[EXERCISE REQUIREMENTS] Lines that hold the word "Pathological" should be located and copied.

[Begin SUPPLIED MATERIAL]

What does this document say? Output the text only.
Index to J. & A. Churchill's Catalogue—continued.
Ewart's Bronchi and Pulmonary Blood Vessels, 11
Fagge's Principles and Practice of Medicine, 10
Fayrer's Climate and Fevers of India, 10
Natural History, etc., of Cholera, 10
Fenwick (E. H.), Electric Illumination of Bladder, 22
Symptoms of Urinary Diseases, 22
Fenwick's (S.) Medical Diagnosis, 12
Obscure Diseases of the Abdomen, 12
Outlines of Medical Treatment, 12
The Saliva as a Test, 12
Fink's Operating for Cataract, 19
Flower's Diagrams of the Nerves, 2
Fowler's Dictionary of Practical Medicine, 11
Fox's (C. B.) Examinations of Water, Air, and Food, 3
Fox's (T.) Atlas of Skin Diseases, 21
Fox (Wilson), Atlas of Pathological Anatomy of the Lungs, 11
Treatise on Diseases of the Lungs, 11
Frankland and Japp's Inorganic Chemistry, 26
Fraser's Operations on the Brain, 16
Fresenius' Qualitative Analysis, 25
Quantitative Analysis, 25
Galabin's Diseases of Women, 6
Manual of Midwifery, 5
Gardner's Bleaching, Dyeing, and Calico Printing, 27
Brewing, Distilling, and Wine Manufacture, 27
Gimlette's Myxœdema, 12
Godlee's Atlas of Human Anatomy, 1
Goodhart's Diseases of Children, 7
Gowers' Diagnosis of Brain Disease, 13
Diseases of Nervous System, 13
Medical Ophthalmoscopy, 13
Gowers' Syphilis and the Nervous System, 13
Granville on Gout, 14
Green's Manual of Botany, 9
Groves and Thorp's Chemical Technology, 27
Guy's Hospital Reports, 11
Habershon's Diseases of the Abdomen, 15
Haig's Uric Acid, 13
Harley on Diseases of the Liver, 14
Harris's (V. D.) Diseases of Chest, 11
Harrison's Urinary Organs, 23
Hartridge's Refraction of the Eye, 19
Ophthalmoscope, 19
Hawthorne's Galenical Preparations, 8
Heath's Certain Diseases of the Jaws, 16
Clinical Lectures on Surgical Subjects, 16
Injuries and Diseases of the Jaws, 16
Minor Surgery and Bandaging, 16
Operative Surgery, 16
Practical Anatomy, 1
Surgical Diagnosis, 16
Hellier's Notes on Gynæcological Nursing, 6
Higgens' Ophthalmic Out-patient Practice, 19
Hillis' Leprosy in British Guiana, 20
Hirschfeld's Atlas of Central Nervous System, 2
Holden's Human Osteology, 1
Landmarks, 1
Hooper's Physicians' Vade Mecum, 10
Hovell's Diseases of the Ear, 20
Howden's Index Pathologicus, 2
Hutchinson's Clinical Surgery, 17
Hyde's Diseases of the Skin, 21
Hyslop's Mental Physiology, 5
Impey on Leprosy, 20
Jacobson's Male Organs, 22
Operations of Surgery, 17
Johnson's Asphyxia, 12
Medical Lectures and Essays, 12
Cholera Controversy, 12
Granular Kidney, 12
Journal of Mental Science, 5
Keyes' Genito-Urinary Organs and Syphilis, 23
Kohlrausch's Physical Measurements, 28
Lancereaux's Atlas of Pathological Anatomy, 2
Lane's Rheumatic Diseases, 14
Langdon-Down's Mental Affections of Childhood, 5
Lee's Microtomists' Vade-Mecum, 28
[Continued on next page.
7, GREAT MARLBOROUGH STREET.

[End SUPPLIED MATERIAL]

[RESULT]
Fox (Wilson), Atlas of Pathological Anatomy of the Lungs, 11
Lancereaux's Atlas of Pathological Anatomy, 2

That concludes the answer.